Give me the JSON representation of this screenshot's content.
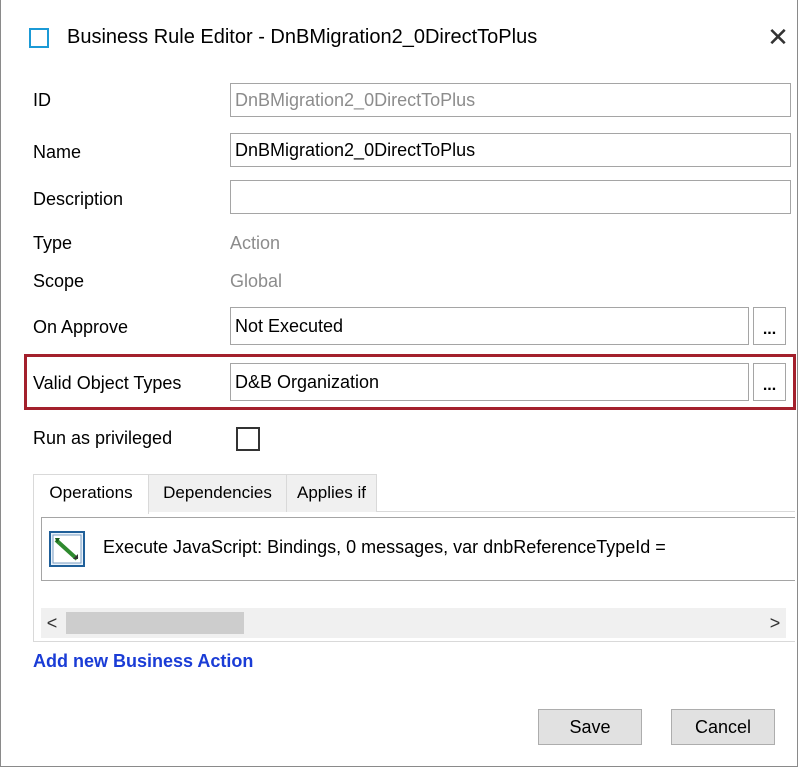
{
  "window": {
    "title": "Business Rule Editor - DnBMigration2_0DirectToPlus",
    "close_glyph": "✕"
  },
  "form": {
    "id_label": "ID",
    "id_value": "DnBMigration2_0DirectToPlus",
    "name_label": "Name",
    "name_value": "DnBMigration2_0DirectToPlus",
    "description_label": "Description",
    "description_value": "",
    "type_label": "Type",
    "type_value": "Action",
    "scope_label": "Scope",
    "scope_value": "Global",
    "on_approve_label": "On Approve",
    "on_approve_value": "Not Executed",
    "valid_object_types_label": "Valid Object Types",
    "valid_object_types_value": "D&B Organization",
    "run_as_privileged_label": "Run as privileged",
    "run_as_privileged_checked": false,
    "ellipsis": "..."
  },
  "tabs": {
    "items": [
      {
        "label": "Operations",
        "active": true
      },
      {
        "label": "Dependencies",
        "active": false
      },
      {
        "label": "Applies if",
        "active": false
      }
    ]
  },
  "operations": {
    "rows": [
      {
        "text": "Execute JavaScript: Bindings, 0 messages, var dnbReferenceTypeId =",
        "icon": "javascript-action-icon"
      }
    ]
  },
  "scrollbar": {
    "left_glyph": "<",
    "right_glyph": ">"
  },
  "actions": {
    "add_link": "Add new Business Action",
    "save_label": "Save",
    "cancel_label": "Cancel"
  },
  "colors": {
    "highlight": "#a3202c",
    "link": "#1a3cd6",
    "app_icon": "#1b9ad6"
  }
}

* * * * * * * * *

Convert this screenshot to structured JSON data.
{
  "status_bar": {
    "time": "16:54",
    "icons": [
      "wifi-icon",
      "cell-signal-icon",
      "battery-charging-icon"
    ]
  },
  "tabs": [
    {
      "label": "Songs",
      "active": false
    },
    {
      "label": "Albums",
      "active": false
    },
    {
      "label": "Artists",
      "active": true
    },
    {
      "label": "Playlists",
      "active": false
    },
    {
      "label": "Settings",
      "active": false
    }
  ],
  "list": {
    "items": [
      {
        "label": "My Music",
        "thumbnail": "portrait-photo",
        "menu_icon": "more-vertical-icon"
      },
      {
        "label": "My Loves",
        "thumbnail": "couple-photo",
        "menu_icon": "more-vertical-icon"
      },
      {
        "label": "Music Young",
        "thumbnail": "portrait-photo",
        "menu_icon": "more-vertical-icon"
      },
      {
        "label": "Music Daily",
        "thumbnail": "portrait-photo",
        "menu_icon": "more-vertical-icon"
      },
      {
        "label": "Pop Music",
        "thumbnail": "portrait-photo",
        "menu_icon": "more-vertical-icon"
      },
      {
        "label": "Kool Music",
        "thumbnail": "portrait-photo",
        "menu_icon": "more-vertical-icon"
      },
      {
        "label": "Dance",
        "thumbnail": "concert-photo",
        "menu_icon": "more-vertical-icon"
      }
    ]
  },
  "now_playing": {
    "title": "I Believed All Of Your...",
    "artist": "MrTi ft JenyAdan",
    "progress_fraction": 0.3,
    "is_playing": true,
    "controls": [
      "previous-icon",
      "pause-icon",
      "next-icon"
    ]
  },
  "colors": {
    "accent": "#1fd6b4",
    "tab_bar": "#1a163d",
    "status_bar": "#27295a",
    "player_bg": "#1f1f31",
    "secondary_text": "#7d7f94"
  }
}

* * * * * * * * *

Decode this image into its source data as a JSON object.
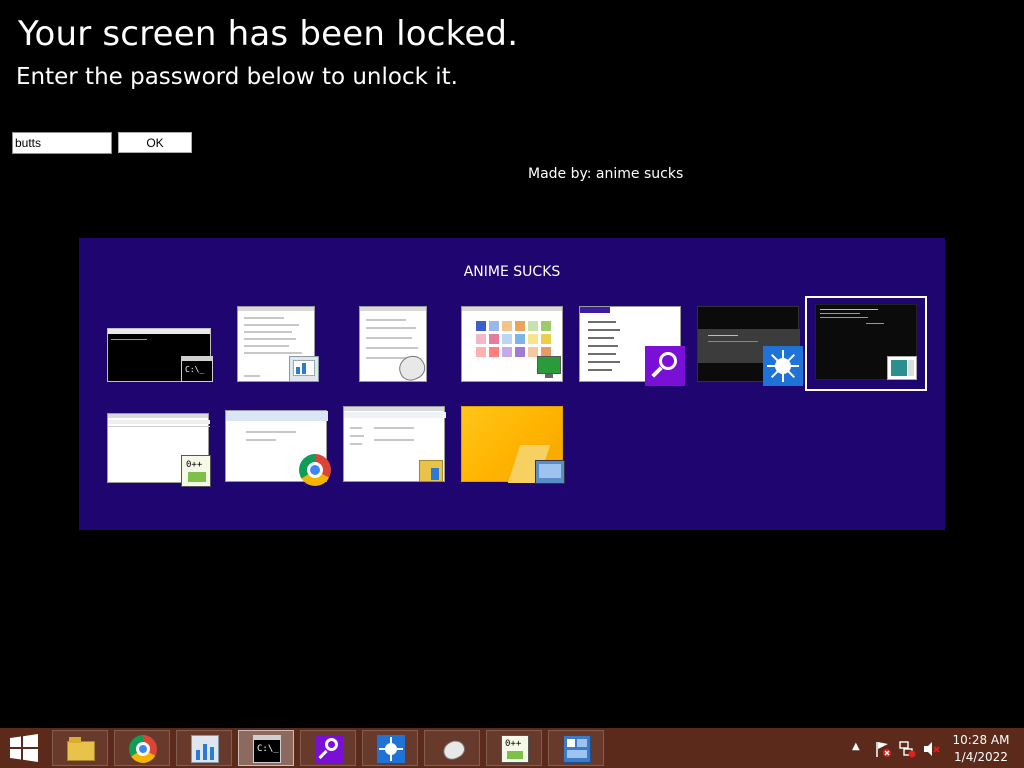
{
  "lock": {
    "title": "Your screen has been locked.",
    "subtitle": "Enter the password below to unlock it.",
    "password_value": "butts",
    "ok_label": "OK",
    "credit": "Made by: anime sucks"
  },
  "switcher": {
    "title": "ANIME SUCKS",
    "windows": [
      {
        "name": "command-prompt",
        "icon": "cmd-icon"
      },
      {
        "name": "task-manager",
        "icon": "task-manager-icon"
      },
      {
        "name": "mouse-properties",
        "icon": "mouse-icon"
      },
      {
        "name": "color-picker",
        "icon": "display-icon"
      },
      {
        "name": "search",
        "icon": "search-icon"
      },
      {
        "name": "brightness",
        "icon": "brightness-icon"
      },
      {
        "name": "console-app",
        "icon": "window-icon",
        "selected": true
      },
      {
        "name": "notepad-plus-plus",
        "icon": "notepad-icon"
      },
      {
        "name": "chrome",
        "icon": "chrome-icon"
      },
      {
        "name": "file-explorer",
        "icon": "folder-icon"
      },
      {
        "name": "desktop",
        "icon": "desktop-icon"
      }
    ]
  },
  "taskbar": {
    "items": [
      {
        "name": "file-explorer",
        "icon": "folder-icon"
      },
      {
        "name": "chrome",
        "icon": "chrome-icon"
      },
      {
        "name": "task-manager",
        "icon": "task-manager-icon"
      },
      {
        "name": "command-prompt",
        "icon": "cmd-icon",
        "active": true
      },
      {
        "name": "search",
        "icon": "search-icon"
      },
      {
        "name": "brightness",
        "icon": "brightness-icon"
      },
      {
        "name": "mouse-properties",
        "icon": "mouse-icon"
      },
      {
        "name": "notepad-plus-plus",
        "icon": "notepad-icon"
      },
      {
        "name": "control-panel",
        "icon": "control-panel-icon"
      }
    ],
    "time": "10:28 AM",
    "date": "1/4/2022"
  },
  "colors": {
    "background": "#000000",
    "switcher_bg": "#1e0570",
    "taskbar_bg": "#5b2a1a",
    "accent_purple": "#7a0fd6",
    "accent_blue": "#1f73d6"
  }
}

* * * * * * * * *

> GIVEN EXERCISE
Of the lines in this data, how many contain "Your"? Reply with only the number.

> RESULT OF THE EXERCISE
2